### Do this:
Pull each line holding the word "kilomètres" from the data.
Begin Data entries
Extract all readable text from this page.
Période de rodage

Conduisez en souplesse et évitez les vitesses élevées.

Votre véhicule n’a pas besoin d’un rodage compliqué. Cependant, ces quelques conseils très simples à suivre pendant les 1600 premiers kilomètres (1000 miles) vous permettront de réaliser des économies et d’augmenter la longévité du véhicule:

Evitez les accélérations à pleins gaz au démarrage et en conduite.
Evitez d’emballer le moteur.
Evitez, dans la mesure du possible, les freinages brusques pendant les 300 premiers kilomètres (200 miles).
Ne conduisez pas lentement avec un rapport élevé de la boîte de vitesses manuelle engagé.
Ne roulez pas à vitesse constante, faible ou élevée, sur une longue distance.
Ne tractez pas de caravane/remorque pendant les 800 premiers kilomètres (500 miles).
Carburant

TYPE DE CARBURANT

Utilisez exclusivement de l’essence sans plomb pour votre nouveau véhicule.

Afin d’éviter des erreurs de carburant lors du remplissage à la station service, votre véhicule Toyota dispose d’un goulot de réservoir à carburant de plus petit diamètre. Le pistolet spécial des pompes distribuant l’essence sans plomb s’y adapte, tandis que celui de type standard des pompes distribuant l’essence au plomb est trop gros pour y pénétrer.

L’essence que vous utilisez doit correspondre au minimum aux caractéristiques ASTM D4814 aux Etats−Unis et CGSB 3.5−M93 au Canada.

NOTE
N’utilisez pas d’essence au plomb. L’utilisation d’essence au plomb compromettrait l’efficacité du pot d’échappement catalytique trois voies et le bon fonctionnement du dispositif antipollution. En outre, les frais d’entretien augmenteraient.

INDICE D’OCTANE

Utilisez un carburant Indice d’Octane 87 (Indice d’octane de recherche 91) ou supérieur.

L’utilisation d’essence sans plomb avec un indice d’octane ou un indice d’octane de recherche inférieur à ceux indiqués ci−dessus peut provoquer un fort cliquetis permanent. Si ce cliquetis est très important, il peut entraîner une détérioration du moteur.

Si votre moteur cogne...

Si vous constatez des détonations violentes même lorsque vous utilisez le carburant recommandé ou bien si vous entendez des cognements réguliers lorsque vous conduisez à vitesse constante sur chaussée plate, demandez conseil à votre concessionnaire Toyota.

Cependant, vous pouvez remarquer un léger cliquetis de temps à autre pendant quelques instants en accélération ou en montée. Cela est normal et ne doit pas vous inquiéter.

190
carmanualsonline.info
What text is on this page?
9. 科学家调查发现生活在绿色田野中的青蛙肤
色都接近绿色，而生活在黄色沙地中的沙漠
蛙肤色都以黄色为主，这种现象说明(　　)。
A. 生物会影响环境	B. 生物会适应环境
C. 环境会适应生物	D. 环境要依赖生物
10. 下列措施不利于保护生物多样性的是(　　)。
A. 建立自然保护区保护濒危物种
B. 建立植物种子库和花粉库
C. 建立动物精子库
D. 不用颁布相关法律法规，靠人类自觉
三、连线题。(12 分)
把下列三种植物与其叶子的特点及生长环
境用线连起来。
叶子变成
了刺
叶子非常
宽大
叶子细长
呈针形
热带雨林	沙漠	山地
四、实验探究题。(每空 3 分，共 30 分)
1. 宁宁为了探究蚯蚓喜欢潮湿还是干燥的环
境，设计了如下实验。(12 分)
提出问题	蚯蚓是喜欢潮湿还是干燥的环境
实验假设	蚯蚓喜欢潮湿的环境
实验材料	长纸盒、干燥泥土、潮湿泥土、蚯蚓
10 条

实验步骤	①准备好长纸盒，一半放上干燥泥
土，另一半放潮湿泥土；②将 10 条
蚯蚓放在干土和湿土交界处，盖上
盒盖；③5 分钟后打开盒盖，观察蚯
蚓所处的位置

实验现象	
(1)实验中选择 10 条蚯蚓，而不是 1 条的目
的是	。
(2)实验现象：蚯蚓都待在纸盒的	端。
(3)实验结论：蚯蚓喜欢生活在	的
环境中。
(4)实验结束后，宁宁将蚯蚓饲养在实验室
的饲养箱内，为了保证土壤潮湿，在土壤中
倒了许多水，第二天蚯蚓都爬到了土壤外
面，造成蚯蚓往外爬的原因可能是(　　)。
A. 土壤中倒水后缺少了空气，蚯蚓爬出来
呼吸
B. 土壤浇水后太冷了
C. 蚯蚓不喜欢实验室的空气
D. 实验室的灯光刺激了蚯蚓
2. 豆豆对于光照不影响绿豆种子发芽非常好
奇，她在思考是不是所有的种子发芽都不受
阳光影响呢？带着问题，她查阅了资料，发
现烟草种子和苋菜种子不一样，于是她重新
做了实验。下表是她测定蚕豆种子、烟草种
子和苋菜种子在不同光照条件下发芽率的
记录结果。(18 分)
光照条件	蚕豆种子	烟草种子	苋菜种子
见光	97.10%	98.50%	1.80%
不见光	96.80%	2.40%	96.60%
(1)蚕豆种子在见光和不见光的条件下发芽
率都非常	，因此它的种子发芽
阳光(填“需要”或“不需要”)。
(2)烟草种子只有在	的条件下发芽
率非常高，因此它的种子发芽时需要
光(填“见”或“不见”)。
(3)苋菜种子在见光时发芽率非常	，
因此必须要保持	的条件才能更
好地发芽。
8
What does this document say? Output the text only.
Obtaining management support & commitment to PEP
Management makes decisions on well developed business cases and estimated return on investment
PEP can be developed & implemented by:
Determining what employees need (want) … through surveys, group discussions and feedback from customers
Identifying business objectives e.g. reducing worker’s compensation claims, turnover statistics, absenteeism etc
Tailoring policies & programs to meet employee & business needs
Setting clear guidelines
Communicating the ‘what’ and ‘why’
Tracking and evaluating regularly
End Data entries
### Written solution:
Votre véhicule n’a pas besoin d’un rodage compliqué. Cependant, ces quelques conseils très simples à suivre pendant les 1600 premiers kilomètres (1000 miles) vous permettront de réaliser des économies et d’augmenter la longévité du véhicule:
Evitez, dans la mesure du possible, les freinages brusques pendant les 300 premiers kilomètres (200 miles).
Ne tractez pas de caravane/remorque pendant les 800 premiers kilomètres (500 miles).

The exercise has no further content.